Extracted records
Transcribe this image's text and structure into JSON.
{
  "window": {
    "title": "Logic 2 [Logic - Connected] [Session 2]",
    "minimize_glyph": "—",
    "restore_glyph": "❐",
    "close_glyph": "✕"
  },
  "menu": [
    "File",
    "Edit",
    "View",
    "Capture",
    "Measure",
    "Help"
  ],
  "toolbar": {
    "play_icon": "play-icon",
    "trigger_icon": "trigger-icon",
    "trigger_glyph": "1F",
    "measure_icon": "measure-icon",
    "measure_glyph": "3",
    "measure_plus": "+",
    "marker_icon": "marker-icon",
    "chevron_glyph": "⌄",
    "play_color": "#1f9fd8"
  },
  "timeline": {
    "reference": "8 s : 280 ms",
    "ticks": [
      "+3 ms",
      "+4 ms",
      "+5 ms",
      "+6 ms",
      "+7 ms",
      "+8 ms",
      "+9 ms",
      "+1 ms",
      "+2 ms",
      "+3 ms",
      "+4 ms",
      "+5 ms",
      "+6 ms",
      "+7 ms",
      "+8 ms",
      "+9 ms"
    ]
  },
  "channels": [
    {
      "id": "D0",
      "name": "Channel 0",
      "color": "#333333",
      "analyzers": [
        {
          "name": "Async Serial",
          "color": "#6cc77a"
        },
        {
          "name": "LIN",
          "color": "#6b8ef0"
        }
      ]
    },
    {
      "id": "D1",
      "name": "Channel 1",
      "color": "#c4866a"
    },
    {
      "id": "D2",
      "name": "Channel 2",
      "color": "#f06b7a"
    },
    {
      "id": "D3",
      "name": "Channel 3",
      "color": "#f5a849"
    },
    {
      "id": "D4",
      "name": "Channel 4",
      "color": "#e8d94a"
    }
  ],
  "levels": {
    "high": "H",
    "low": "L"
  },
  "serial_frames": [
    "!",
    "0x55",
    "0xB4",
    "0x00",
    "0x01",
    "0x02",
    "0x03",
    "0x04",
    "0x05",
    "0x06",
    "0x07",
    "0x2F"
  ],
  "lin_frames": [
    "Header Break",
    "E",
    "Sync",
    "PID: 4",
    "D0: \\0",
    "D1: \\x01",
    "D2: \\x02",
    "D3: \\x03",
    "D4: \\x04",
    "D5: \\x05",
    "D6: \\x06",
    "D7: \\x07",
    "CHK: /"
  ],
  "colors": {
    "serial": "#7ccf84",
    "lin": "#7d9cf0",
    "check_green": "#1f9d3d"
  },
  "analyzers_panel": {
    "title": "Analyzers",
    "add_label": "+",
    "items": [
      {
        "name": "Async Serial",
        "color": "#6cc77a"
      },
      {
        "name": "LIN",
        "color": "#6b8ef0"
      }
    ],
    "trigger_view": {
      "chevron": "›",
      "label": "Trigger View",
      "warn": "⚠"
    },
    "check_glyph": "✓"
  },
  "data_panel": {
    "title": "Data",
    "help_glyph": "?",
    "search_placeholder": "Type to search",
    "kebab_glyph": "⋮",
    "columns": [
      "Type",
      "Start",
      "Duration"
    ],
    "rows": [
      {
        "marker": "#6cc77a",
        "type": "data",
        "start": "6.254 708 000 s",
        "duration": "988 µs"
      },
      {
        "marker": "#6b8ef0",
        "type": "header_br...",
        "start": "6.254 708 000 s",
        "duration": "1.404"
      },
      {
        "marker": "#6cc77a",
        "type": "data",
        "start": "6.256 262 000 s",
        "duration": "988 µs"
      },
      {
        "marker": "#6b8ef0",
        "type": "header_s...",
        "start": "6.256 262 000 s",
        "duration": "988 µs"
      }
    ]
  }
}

==

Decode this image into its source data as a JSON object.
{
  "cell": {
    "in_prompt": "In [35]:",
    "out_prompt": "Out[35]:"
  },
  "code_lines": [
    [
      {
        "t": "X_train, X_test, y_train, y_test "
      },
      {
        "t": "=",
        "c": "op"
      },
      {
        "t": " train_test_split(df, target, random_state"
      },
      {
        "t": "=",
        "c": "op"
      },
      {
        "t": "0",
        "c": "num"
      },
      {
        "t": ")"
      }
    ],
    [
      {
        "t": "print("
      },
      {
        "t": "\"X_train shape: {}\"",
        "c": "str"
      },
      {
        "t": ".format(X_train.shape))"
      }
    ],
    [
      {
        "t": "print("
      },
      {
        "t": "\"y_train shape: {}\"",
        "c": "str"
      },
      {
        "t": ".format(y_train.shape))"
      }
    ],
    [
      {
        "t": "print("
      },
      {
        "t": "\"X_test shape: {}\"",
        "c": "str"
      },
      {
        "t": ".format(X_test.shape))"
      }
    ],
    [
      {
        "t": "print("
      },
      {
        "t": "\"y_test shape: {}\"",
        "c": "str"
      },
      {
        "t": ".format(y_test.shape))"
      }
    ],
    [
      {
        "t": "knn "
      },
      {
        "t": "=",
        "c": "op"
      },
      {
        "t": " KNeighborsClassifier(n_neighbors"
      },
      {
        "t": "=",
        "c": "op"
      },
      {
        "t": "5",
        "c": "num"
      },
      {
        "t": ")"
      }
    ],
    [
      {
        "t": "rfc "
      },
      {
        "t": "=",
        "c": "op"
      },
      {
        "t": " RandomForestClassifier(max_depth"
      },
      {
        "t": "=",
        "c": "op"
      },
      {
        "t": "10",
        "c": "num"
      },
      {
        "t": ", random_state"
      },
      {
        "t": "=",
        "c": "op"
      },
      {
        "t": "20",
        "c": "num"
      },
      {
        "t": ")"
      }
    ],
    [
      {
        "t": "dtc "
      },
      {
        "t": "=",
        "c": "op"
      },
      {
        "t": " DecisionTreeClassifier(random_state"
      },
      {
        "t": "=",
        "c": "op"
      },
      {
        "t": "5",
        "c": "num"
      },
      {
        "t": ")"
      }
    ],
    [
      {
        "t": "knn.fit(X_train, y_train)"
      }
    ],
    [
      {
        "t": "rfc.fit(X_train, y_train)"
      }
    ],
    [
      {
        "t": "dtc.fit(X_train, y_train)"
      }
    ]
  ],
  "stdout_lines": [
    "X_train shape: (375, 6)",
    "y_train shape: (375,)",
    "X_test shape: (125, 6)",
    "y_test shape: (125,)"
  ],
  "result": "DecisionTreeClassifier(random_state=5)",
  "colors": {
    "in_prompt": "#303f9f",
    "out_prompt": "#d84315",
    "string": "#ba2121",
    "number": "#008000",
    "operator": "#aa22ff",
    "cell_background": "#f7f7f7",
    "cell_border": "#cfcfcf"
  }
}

* * *

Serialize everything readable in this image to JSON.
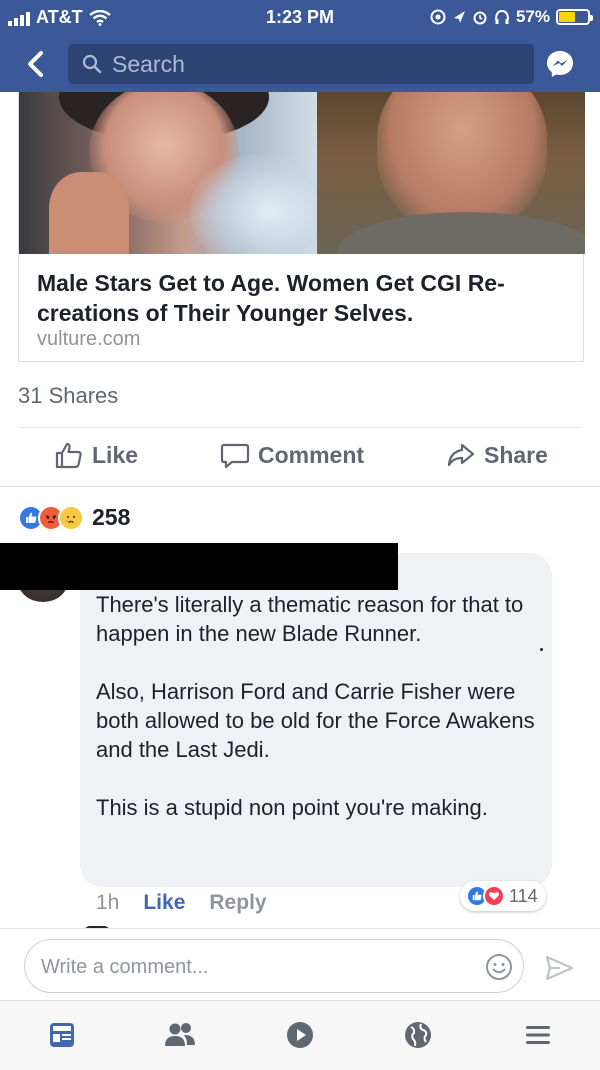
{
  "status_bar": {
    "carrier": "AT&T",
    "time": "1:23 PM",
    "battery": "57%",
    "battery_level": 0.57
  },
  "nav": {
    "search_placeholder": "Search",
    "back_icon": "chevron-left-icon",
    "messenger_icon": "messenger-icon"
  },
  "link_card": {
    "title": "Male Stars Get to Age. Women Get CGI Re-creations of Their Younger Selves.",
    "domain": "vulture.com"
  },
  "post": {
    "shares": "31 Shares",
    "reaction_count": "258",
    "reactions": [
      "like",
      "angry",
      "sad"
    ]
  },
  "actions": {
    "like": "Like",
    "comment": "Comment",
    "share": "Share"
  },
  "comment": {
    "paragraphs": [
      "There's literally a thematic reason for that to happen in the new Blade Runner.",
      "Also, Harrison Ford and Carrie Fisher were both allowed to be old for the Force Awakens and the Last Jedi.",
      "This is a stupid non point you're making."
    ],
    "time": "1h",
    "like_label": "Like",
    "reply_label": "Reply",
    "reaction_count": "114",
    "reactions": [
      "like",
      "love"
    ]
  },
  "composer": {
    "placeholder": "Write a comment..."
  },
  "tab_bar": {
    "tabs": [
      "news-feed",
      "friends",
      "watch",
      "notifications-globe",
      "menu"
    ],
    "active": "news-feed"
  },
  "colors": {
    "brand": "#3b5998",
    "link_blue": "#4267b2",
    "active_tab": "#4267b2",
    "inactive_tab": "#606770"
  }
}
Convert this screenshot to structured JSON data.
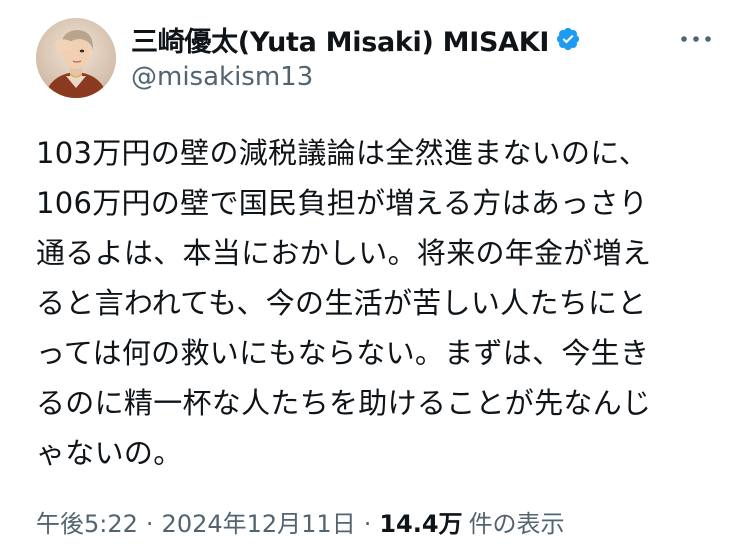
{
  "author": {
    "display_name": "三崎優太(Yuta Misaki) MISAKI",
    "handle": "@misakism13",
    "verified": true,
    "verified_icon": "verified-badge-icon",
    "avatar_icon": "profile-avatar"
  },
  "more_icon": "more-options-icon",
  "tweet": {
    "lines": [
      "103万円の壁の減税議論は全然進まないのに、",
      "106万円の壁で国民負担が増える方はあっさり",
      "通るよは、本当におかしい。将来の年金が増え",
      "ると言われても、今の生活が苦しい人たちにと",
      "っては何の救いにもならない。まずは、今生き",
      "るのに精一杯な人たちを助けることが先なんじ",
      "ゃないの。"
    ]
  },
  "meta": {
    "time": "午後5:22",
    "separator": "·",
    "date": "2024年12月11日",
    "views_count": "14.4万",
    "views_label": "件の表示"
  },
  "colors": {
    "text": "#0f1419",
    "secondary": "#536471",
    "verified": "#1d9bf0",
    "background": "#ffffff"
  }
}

Prompt — Show the lines that mention the word "into".

Right answer —
Transcribe this image's text and structure into JSON.
Decode this image into its source data as a JSON object.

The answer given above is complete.